Records about charts and figures

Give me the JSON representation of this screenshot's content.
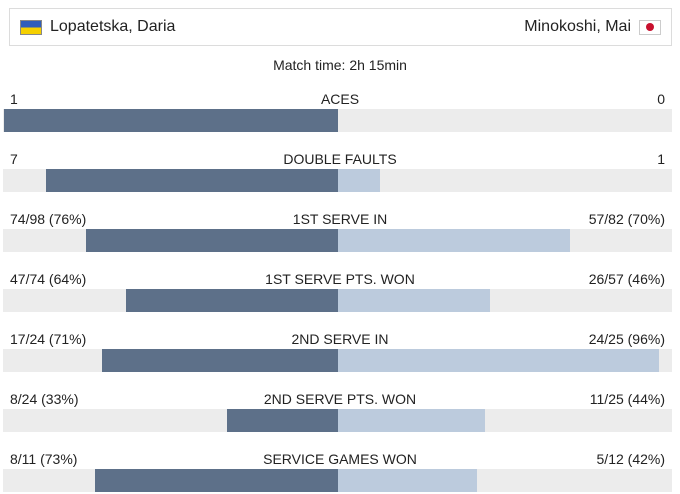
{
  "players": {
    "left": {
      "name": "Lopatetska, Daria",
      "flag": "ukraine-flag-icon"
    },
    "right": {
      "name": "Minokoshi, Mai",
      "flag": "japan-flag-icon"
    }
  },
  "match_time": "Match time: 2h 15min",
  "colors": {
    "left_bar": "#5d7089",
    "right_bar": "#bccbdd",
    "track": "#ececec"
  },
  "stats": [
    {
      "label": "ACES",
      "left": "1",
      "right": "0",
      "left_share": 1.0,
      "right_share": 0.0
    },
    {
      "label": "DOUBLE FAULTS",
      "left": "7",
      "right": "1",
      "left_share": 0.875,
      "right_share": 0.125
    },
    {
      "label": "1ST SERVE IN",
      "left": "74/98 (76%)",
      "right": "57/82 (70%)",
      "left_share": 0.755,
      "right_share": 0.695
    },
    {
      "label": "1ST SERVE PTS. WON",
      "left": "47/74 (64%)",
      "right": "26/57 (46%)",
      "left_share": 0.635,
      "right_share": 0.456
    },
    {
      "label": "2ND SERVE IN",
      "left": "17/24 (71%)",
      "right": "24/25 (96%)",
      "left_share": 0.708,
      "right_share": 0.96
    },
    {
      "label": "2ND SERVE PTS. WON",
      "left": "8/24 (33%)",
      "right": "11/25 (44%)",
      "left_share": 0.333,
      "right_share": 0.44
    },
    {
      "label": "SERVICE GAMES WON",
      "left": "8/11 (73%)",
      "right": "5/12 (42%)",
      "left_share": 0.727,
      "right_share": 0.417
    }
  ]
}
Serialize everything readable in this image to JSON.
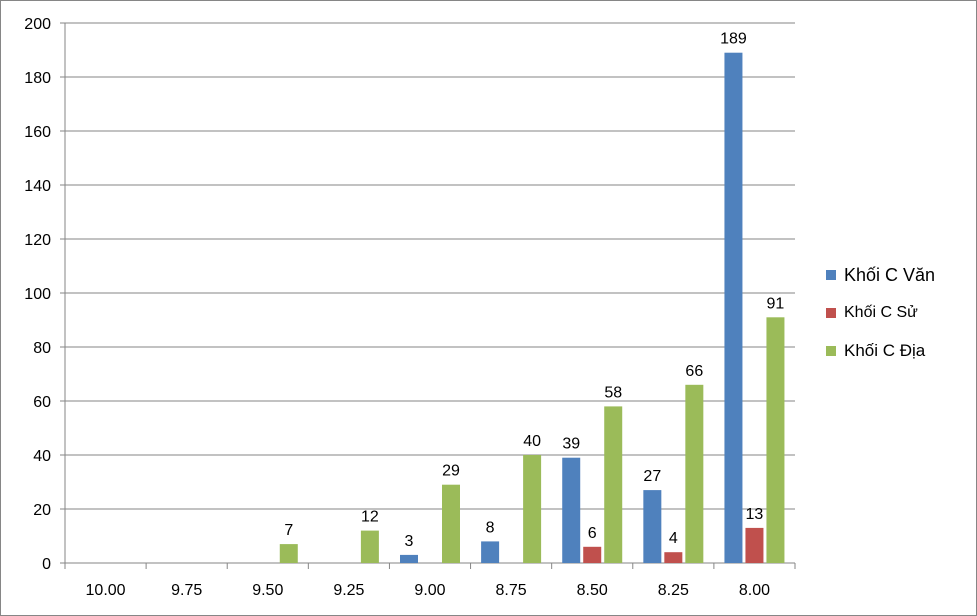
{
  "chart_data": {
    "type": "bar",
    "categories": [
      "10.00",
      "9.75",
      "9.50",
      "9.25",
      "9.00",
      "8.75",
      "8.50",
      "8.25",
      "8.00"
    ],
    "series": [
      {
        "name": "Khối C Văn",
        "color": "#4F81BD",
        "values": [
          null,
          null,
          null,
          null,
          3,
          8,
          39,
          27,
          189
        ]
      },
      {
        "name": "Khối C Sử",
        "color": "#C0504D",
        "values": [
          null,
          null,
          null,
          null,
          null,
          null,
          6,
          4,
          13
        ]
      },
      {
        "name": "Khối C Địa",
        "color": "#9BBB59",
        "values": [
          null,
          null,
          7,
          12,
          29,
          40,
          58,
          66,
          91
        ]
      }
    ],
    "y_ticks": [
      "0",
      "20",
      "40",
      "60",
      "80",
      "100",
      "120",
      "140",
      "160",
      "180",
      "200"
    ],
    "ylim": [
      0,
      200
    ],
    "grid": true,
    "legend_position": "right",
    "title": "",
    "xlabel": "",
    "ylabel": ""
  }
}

--

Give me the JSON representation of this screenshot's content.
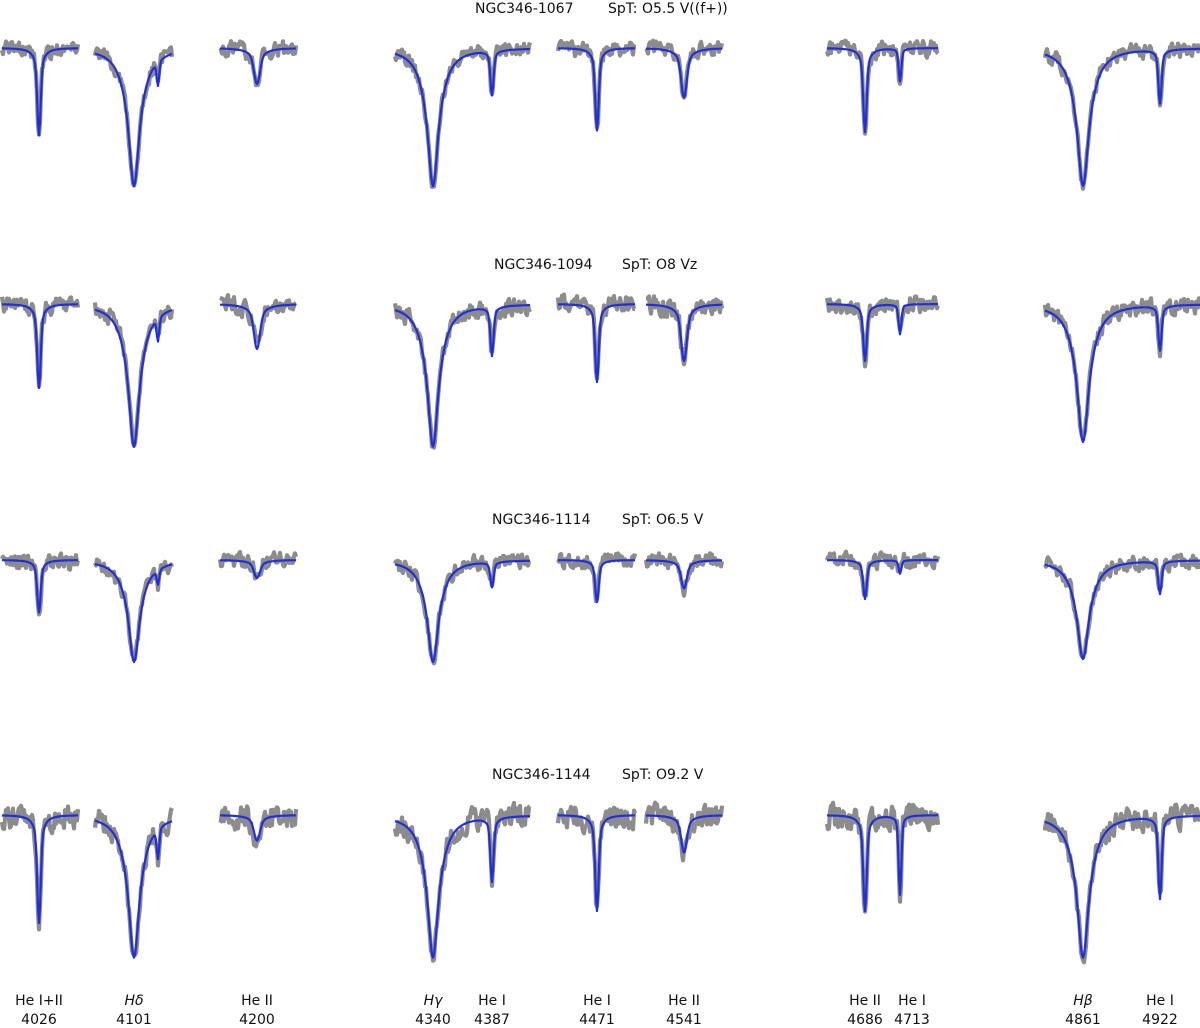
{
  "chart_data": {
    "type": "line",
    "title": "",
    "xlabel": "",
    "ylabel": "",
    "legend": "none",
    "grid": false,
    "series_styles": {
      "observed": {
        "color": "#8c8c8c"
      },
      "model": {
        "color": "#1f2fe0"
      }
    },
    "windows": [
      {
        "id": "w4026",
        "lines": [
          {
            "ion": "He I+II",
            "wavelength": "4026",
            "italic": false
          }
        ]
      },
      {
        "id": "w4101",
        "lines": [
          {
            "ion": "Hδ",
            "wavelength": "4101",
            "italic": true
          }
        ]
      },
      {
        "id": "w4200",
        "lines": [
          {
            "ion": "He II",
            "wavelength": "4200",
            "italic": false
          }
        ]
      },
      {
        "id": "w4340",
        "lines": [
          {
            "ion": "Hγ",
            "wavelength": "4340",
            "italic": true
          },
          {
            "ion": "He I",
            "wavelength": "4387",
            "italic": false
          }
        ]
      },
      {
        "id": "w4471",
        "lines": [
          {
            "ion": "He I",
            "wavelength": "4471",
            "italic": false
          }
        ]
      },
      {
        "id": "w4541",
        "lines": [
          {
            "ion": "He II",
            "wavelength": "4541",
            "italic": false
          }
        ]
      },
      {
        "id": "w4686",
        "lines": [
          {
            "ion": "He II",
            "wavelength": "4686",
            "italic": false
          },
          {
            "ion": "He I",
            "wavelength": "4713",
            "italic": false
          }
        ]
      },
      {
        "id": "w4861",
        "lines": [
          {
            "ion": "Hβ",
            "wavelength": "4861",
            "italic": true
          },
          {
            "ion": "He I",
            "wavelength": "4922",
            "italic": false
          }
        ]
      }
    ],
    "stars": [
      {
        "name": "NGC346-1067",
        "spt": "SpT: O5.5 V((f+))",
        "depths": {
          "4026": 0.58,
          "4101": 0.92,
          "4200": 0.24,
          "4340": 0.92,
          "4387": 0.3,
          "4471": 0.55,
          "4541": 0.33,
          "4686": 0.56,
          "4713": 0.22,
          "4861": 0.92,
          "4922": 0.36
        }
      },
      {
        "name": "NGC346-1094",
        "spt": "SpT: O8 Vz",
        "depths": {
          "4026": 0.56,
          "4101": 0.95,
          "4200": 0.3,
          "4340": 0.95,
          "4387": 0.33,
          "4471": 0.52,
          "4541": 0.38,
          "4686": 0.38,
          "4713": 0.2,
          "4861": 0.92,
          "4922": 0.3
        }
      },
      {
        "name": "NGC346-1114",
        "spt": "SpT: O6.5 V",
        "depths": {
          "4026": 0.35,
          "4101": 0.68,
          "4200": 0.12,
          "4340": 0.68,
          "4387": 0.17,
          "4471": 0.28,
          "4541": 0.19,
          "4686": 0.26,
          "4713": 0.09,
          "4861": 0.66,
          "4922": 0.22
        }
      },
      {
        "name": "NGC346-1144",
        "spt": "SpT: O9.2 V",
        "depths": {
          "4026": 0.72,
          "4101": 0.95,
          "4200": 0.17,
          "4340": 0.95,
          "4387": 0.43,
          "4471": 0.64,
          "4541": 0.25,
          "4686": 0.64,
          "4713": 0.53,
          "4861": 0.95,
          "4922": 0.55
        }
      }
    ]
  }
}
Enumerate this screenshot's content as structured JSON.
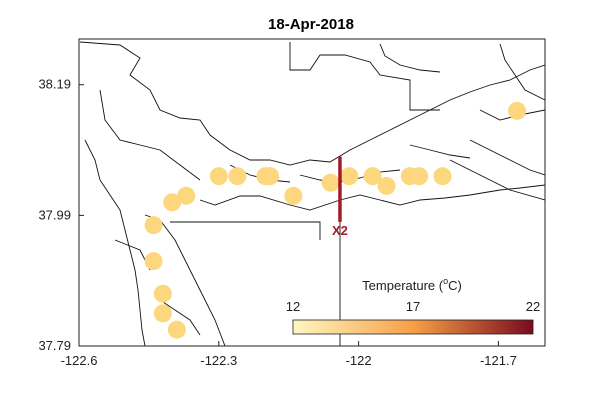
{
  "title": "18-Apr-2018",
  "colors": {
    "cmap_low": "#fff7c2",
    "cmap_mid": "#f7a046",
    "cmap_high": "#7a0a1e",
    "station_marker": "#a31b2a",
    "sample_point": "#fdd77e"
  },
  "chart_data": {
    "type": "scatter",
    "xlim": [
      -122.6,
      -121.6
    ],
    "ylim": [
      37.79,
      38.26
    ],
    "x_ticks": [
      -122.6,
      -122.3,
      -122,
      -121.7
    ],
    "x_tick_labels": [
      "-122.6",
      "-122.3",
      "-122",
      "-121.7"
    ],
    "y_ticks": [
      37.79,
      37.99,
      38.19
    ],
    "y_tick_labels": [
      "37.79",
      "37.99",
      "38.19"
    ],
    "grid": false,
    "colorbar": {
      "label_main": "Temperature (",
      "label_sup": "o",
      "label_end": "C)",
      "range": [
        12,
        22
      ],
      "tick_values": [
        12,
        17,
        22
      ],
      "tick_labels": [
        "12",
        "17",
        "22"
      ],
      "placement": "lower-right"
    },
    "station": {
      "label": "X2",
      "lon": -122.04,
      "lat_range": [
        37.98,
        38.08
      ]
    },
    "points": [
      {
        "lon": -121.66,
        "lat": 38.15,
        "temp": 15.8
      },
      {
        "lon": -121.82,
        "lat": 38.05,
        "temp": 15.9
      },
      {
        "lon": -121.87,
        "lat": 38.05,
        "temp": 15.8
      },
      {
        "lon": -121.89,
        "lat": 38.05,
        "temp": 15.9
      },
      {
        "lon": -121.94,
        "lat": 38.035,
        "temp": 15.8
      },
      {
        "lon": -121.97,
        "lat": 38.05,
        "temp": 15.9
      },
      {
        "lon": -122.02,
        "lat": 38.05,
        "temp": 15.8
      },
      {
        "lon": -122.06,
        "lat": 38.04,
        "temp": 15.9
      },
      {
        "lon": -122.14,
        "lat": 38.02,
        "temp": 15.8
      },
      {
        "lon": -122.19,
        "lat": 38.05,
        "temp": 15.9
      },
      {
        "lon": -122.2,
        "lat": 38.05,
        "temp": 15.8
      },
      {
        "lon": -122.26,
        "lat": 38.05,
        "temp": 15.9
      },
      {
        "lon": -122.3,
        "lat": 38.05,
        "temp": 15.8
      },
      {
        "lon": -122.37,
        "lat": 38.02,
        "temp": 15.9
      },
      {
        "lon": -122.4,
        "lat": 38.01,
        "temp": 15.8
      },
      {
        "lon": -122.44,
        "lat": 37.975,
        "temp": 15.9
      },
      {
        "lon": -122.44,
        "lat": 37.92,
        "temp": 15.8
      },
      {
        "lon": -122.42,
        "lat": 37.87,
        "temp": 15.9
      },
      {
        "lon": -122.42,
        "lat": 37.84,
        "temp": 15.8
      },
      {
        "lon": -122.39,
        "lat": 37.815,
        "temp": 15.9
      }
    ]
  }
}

● TASK STATEMENT
For each line of the listing that holds the word "flag", show that line.

● FINISHED ANSWER
      "flag": "ukraine-flag-icon"
      "flag": "japan-flag-icon"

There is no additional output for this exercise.